-- START --

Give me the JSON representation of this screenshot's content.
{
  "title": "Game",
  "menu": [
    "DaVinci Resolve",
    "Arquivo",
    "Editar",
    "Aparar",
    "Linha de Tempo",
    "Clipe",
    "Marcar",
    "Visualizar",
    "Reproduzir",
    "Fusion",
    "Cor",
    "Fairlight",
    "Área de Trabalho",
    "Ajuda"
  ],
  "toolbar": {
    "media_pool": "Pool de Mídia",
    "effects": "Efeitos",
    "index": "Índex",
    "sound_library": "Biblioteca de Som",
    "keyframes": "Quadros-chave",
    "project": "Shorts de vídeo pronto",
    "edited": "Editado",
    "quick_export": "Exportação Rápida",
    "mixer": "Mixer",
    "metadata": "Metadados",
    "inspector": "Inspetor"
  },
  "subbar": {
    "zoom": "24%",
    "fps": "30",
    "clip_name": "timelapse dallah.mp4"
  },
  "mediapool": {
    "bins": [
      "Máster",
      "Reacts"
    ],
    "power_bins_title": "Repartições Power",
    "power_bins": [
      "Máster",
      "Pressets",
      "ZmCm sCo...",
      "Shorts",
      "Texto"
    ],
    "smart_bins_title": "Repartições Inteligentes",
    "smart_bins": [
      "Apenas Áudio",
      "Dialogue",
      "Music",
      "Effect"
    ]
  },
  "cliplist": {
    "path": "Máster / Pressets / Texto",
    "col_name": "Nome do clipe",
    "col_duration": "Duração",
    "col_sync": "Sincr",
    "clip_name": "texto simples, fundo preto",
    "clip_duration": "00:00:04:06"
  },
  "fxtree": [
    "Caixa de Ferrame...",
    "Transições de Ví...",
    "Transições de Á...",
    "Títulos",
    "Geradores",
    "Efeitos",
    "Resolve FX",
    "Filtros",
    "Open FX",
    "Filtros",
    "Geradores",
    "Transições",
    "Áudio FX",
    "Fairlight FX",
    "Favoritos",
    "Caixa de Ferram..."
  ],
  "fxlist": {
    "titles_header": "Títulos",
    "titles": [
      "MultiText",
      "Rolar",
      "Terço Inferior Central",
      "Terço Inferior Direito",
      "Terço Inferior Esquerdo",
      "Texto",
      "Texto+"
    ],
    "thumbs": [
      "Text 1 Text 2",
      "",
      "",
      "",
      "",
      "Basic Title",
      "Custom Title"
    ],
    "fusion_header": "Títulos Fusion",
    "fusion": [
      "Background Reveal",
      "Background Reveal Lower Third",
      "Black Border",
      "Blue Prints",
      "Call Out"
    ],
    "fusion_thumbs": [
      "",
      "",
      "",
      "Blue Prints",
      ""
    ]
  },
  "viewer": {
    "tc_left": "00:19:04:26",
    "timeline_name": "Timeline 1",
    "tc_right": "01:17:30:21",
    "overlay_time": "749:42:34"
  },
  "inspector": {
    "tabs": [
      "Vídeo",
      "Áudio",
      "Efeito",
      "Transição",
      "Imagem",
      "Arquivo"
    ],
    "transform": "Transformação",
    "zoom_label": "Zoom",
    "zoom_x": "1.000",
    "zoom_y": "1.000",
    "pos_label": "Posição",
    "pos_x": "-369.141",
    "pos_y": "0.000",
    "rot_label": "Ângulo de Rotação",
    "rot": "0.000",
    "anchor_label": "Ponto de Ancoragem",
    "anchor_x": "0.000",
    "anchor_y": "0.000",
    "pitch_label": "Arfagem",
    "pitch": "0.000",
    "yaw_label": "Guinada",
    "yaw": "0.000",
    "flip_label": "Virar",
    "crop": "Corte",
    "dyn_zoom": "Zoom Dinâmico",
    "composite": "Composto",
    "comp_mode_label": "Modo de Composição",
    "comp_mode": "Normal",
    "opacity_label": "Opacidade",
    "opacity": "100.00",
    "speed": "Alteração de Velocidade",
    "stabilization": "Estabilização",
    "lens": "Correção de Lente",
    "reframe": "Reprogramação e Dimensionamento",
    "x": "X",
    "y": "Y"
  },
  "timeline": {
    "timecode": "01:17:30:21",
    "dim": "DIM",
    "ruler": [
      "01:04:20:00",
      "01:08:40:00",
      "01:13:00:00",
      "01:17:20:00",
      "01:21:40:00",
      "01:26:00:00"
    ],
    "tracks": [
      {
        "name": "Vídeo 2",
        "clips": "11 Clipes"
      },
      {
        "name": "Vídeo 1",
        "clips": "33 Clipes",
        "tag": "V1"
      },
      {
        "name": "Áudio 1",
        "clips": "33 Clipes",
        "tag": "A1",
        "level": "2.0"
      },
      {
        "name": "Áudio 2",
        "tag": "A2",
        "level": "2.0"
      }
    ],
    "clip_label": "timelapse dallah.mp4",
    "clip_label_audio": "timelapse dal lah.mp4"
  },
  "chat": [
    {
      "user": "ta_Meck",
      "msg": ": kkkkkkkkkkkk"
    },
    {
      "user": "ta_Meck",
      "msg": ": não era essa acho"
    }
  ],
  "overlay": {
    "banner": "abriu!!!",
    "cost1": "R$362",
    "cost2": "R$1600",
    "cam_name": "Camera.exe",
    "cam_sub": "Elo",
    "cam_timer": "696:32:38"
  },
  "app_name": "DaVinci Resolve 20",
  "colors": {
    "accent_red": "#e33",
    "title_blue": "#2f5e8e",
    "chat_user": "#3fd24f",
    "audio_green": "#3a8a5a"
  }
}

-- END --

• _GOAL_: From the data, pick out every line that includes "Background".

• _FINISHED EXERCISE_:
      "Background Reveal",
      "Background Reveal Lower Third",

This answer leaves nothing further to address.